Element and coordinate rows:
— Begin —

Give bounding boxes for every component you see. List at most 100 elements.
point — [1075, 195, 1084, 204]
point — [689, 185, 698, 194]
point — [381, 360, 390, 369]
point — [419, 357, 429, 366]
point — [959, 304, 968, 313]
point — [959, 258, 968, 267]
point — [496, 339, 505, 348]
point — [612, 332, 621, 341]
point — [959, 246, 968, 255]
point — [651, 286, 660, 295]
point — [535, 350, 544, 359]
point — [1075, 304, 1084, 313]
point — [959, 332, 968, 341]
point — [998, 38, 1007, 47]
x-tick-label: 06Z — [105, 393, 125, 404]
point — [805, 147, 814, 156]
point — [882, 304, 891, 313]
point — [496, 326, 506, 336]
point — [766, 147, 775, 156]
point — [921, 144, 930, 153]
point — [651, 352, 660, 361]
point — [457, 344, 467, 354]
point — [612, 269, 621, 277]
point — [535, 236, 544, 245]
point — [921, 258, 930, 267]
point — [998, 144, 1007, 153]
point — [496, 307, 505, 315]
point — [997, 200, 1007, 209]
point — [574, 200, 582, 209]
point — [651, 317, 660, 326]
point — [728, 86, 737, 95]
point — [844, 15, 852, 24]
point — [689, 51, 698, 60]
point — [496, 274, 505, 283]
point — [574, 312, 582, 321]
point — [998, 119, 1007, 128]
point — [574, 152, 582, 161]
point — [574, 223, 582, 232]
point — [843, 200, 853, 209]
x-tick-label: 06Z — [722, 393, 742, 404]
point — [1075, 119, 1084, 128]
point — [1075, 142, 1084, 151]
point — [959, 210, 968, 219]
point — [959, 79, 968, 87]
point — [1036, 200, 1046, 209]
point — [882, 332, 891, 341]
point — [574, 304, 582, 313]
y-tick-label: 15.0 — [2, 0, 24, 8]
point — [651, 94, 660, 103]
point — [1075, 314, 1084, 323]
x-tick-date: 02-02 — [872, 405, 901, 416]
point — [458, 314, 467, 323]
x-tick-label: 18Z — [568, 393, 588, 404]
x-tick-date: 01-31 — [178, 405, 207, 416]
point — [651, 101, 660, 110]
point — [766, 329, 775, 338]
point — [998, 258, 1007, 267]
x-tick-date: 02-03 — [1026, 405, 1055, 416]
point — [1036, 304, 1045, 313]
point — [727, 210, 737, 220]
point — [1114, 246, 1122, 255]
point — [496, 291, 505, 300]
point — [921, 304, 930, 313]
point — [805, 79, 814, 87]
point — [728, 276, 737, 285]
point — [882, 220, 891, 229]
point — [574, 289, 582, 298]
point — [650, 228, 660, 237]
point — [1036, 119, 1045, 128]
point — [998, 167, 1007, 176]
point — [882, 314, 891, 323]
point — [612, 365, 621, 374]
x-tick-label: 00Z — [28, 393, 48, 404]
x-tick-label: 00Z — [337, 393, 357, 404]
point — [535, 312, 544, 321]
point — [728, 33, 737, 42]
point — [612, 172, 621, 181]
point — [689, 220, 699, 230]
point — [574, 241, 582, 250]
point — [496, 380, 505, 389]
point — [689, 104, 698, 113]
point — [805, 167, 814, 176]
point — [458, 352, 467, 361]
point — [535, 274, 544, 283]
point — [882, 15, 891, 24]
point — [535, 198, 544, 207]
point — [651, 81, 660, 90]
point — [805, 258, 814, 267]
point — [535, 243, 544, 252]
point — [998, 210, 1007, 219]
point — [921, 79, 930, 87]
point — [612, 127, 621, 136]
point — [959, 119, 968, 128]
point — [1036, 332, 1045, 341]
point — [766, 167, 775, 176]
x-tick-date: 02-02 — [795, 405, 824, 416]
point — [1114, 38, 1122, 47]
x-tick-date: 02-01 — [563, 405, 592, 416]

— End —

Could you write out all of the rows above again, character for character, without changing a single one?

Give bounding boxes for every component you see. List at most 100 elements.
point — [1075, 195, 1084, 204]
point — [689, 185, 698, 194]
point — [381, 360, 390, 369]
point — [419, 357, 429, 366]
point — [959, 304, 968, 313]
point — [959, 258, 968, 267]
point — [496, 339, 505, 348]
point — [612, 332, 621, 341]
point — [959, 246, 968, 255]
point — [651, 286, 660, 295]
point — [535, 350, 544, 359]
point — [1075, 304, 1084, 313]
point — [959, 332, 968, 341]
point — [998, 38, 1007, 47]
x-tick-label: 06Z — [105, 393, 125, 404]
point — [805, 147, 814, 156]
point — [882, 304, 891, 313]
point — [496, 326, 506, 336]
point — [766, 147, 775, 156]
point — [921, 144, 930, 153]
point — [651, 352, 660, 361]
point — [457, 344, 467, 354]
point — [612, 269, 621, 277]
point — [535, 236, 544, 245]
point — [921, 258, 930, 267]
point — [998, 144, 1007, 153]
point — [496, 307, 505, 315]
point — [997, 200, 1007, 209]
point — [574, 200, 582, 209]
point — [651, 317, 660, 326]
point — [728, 86, 737, 95]
point — [844, 15, 852, 24]
point — [689, 51, 698, 60]
point — [496, 274, 505, 283]
point — [574, 312, 582, 321]
point — [998, 119, 1007, 128]
point — [574, 152, 582, 161]
point — [574, 223, 582, 232]
point — [843, 200, 853, 209]
x-tick-label: 06Z — [722, 393, 742, 404]
point — [1075, 119, 1084, 128]
point — [1075, 142, 1084, 151]
point — [959, 210, 968, 219]
point — [959, 79, 968, 87]
point — [1036, 200, 1046, 209]
point — [882, 332, 891, 341]
point — [574, 304, 582, 313]
y-tick-label: 15.0 — [2, 0, 24, 8]
point — [651, 94, 660, 103]
point — [1075, 314, 1084, 323]
x-tick-date: 02-02 — [872, 405, 901, 416]
point — [458, 314, 467, 323]
x-tick-label: 18Z — [568, 393, 588, 404]
x-tick-date: 01-31 — [178, 405, 207, 416]
point — [651, 101, 660, 110]
point — [766, 329, 775, 338]
point — [998, 258, 1007, 267]
x-tick-date: 02-03 — [1026, 405, 1055, 416]
point — [1036, 304, 1045, 313]
point — [727, 210, 737, 220]
point — [1114, 246, 1122, 255]
point — [496, 291, 505, 300]
point — [921, 304, 930, 313]
point — [805, 79, 814, 87]
point — [728, 276, 737, 285]
point — [882, 220, 891, 229]
point — [574, 289, 582, 298]
point — [650, 228, 660, 237]
point — [1036, 119, 1045, 128]
point — [998, 167, 1007, 176]
point — [882, 314, 891, 323]
point — [612, 365, 621, 374]
x-tick-label: 00Z — [28, 393, 48, 404]
x-tick-label: 00Z — [337, 393, 357, 404]
point — [535, 312, 544, 321]
point — [728, 33, 737, 42]
point — [612, 172, 621, 181]
point — [689, 220, 699, 230]
point — [574, 241, 582, 250]
point — [496, 380, 505, 389]
point — [689, 104, 698, 113]
point — [805, 167, 814, 176]
point — [458, 352, 467, 361]
point — [535, 274, 544, 283]
point — [882, 15, 891, 24]
point — [535, 198, 544, 207]
point — [651, 81, 660, 90]
point — [805, 258, 814, 267]
point — [535, 243, 544, 252]
point — [998, 210, 1007, 219]
point — [921, 79, 930, 87]
point — [612, 127, 621, 136]
point — [959, 119, 968, 128]
point — [1036, 332, 1045, 341]
point — [766, 167, 775, 176]
x-tick-date: 02-02 — [795, 405, 824, 416]
point — [1114, 38, 1122, 47]
x-tick-date: 02-01 — [563, 405, 592, 416]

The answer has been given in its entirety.